#### [Work to do]
Pick out each line of the records that includes the string "values", and copy it.

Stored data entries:
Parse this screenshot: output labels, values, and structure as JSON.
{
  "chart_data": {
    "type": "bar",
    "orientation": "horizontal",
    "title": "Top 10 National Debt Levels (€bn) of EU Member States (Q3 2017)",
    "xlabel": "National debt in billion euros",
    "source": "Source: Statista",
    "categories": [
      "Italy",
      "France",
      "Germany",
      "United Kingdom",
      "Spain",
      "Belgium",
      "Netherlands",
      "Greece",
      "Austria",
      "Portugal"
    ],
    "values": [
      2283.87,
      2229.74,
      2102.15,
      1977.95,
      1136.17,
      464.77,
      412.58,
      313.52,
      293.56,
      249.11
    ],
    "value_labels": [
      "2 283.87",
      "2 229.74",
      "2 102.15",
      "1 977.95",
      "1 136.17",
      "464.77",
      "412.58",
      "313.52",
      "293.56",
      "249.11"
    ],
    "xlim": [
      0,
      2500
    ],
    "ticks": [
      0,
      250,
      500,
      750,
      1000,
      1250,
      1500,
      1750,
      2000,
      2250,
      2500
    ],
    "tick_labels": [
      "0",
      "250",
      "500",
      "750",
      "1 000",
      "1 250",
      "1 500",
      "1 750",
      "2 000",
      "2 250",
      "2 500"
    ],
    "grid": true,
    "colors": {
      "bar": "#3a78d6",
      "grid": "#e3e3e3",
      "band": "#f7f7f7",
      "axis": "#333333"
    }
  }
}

* * *

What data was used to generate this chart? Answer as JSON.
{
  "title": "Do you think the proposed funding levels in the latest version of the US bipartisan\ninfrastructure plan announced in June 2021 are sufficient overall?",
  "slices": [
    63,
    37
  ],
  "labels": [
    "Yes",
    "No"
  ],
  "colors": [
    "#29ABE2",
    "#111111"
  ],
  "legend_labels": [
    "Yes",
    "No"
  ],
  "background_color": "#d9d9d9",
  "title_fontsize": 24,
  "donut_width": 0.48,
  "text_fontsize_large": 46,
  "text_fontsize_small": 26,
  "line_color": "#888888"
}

...

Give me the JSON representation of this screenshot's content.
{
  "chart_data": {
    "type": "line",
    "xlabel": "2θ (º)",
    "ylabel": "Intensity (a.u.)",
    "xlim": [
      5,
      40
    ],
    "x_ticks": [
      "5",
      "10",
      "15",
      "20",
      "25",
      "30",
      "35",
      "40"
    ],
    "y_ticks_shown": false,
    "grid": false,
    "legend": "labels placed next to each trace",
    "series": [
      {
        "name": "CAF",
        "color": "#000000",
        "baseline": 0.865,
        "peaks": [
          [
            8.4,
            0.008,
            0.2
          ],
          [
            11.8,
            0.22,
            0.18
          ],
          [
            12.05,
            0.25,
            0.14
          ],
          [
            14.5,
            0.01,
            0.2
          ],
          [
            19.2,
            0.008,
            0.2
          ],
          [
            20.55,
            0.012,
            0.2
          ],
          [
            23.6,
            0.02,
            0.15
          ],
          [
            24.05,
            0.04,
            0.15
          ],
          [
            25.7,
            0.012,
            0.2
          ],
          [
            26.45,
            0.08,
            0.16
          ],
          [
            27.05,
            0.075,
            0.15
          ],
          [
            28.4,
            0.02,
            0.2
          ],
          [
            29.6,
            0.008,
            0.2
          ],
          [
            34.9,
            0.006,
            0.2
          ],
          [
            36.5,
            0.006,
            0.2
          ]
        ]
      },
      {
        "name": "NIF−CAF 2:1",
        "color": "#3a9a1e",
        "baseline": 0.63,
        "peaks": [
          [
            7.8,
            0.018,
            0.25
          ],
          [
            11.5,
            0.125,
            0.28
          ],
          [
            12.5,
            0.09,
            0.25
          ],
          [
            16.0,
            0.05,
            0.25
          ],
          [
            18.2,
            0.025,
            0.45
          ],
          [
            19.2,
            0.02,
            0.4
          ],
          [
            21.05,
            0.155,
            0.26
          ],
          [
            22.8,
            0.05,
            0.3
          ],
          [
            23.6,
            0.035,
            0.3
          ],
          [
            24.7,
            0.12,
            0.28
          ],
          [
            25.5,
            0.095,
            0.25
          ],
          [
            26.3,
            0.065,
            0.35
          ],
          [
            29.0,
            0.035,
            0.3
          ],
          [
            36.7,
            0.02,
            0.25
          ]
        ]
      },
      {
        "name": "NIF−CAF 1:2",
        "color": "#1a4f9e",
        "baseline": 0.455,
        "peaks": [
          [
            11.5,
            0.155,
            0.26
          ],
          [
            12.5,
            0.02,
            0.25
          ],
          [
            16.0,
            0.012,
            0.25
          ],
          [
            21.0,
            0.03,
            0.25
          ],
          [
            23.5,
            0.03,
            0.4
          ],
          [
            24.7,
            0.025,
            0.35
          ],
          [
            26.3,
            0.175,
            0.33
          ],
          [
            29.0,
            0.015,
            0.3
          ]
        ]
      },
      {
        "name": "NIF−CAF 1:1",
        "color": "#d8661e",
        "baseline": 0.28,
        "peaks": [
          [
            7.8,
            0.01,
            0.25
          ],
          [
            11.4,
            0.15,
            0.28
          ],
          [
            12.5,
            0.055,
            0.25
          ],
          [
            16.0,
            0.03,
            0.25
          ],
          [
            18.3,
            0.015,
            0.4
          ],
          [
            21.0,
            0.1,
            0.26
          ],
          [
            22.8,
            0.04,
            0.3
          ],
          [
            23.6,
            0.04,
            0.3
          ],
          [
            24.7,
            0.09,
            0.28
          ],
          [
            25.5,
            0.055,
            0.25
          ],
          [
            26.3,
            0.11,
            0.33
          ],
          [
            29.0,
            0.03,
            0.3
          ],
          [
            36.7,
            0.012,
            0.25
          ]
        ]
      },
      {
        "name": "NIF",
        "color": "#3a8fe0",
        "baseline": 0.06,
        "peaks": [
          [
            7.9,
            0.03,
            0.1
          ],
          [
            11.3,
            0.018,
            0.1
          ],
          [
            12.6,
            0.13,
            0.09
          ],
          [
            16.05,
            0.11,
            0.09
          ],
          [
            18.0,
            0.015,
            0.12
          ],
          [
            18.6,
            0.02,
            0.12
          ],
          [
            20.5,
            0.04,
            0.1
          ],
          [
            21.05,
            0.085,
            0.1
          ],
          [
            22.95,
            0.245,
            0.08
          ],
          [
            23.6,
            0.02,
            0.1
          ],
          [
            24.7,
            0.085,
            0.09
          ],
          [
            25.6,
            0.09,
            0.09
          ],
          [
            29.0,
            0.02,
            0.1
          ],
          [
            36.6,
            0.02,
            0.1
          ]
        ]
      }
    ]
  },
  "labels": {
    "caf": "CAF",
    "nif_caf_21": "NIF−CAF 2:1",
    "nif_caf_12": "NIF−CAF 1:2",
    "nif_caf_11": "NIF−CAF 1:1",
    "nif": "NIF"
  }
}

#### [Answer to this task]
Parse this screenshot: output labels, values, and structure as JSON.
    "values": [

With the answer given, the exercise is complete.